● **Short problem**
Images excluded, repeat each entry below exactly.

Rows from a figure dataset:
+++

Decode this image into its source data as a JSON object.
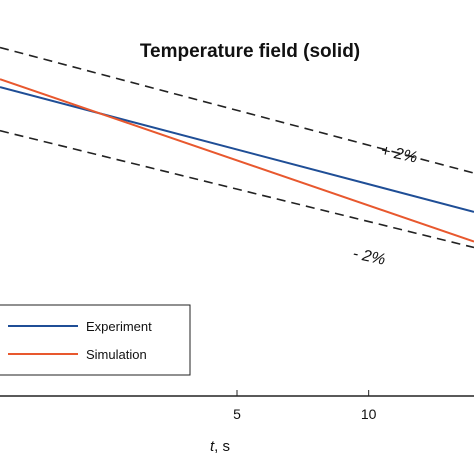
{
  "chart_data": {
    "type": "line",
    "title": "Temperature field (solid)",
    "xlabel_var": "t",
    "xlabel_unit": ", s",
    "xlim": [
      -4,
      14
    ],
    "ylim": [
      0,
      1
    ],
    "xticks": [
      5,
      10
    ],
    "xtick_labels": [
      "5",
      "10"
    ],
    "grid": false,
    "legend_position": "lower-left",
    "series": [
      {
        "name": "Experiment",
        "color": "#1f4e96",
        "style": "solid",
        "x": [
          -4,
          14
        ],
        "y": [
          0.78,
          0.465
        ]
      },
      {
        "name": "Simulation",
        "color": "#e8582e",
        "style": "solid",
        "x": [
          -4,
          14
        ],
        "y": [
          0.8,
          0.39
        ]
      },
      {
        "name": "",
        "color": "#222222",
        "style": "dashed",
        "x": [
          -4,
          14
        ],
        "y": [
          0.88,
          0.563
        ]
      },
      {
        "name": "",
        "color": "#222222",
        "style": "dashed",
        "x": [
          -4,
          14
        ],
        "y": [
          0.67,
          0.375
        ]
      }
    ],
    "annotations": [
      {
        "text": "+ 2%",
        "x": 11.8,
        "y": 0.69
      },
      {
        "text": "- 2%",
        "x": 11.0,
        "y": 0.36
      }
    ]
  }
}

+++

● **Response**
Decode this image into its source data as a JSON object.
{
  "chart_data": {
    "type": "line",
    "title": "Temperature field (solid)",
    "xlabel_var": "t",
    "xlabel_unit": ", s",
    "xlim": [
      -4,
      14
    ],
    "ylim": [
      0,
      1
    ],
    "xticks": [
      5,
      10
    ],
    "xtick_labels": [
      "5",
      "10"
    ],
    "grid": false,
    "legend_position": "lower-left",
    "series": [
      {
        "name": "Experiment",
        "color": "#1f4e96",
        "style": "solid",
        "x": [
          -4,
          14
        ],
        "y": [
          0.78,
          0.465
        ]
      },
      {
        "name": "Simulation",
        "color": "#e8582e",
        "style": "solid",
        "x": [
          -4,
          14
        ],
        "y": [
          0.8,
          0.39
        ]
      },
      {
        "name": "",
        "color": "#222222",
        "style": "dashed",
        "x": [
          -4,
          14
        ],
        "y": [
          0.88,
          0.563
        ]
      },
      {
        "name": "",
        "color": "#222222",
        "style": "dashed",
        "x": [
          -4,
          14
        ],
        "y": [
          0.67,
          0.375
        ]
      }
    ],
    "annotations": [
      {
        "text": "+ 2%",
        "x": 11.8,
        "y": 0.69
      },
      {
        "text": "- 2%",
        "x": 11.0,
        "y": 0.36
      }
    ]
  }
}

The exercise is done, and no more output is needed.